■ GOAL OF THE EXERCISE: Collect all the lines that mention the word "中国脊梁".
LISTED RECORDS start
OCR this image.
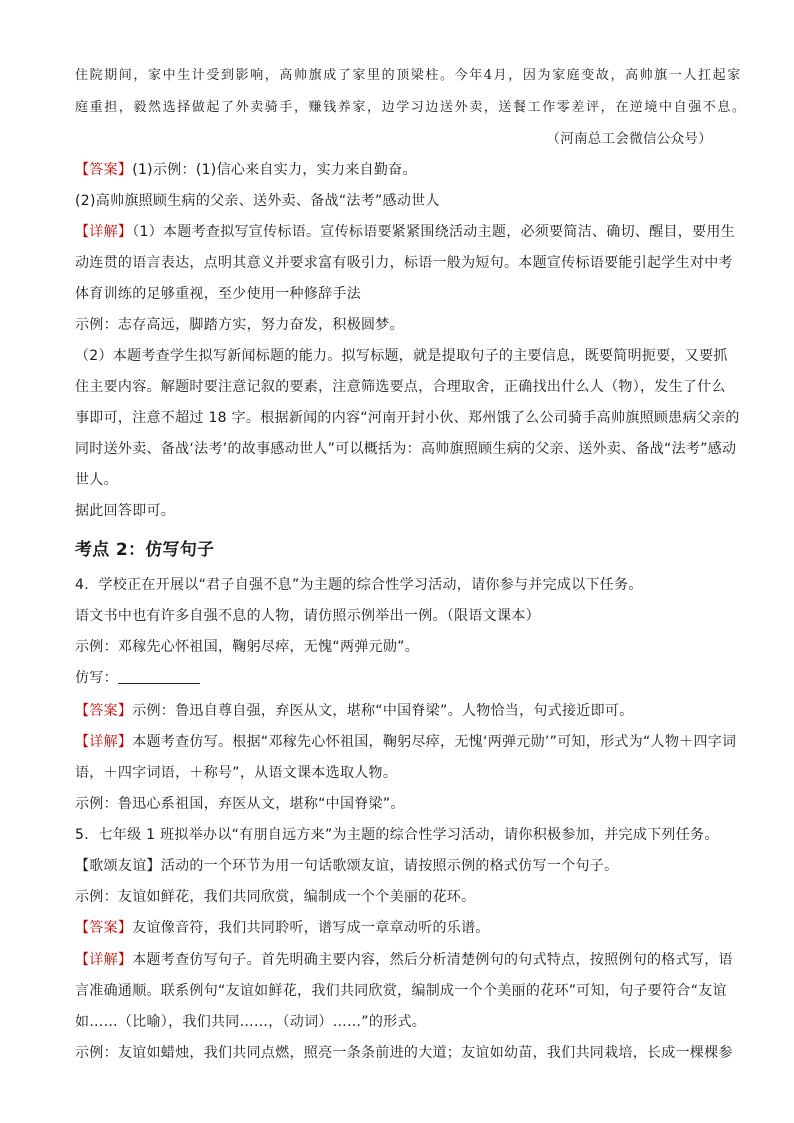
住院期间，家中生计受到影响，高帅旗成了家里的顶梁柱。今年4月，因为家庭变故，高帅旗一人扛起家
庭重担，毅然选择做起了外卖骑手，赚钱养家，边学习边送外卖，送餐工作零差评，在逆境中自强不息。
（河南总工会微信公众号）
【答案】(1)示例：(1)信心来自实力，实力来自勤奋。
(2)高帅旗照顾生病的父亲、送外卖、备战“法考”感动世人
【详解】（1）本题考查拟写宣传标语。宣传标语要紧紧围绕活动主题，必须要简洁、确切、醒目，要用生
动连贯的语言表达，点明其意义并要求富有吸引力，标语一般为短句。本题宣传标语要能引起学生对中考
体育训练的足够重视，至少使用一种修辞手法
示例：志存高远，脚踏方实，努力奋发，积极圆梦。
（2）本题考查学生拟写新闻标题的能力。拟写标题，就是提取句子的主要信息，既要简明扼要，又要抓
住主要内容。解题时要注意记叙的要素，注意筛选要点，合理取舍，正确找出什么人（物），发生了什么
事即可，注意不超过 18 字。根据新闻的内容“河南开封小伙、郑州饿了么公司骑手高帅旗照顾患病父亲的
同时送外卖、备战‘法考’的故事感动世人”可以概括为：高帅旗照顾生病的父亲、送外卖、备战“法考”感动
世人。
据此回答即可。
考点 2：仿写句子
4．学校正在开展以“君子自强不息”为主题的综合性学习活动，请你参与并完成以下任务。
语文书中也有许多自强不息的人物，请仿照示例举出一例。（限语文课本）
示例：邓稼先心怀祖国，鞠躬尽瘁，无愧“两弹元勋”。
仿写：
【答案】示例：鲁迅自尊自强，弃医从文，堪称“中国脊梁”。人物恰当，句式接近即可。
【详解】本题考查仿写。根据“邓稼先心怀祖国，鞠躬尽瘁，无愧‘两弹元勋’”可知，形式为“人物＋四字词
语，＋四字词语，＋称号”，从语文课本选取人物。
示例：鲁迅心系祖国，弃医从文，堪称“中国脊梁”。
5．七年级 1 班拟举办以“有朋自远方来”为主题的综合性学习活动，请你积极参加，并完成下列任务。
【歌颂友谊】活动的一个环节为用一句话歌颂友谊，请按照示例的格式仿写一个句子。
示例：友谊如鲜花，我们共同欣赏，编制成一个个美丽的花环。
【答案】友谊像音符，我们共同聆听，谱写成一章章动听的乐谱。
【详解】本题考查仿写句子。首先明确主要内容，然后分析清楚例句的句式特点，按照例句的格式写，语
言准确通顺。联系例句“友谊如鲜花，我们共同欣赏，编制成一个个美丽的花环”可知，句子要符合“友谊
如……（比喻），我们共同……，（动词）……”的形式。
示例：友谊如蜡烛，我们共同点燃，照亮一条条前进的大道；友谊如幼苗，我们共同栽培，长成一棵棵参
LISTED RECORDS end
LISTED RECORDS start
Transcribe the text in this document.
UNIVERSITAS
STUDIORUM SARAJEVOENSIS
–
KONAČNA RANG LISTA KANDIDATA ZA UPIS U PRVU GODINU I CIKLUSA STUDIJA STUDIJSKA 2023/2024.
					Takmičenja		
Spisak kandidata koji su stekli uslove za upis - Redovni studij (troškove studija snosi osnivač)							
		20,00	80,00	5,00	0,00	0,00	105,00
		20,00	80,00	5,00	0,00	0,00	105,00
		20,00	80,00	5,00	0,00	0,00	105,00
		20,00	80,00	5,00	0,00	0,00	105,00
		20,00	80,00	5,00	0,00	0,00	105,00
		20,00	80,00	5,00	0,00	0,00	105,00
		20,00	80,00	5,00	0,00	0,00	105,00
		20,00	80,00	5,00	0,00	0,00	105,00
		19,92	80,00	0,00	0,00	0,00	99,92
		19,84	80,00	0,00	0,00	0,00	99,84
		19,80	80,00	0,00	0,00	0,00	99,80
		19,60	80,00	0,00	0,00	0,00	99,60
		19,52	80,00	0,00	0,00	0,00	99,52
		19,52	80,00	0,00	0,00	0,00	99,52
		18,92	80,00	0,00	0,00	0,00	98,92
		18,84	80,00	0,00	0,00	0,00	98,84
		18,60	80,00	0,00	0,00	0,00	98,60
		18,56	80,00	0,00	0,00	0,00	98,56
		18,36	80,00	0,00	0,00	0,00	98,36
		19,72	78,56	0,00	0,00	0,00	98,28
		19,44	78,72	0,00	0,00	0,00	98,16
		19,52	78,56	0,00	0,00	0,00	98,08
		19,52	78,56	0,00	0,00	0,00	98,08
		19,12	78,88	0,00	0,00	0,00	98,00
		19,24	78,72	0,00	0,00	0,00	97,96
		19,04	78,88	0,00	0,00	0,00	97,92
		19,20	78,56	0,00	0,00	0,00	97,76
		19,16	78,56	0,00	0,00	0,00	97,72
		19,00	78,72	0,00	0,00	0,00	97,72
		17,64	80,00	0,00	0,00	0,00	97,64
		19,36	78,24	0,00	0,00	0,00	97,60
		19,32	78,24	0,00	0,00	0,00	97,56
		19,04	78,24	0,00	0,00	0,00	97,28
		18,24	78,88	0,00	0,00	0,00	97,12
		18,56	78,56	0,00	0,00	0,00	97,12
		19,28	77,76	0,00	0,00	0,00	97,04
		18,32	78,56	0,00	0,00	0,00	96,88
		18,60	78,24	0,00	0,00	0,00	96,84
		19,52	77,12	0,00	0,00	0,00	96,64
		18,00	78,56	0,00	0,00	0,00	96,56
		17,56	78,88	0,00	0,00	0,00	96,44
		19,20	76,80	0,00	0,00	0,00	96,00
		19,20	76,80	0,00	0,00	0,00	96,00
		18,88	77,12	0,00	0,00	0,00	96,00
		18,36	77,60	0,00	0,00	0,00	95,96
LISTED RECORDS end
■ OUTPUT:
【答案】示例：鲁迅自尊自强，弃医从文，堪称“中国脊梁”。人物恰当，句式接近即可。
示例：鲁迅心系祖国，弃医从文，堪称“中国脊梁”。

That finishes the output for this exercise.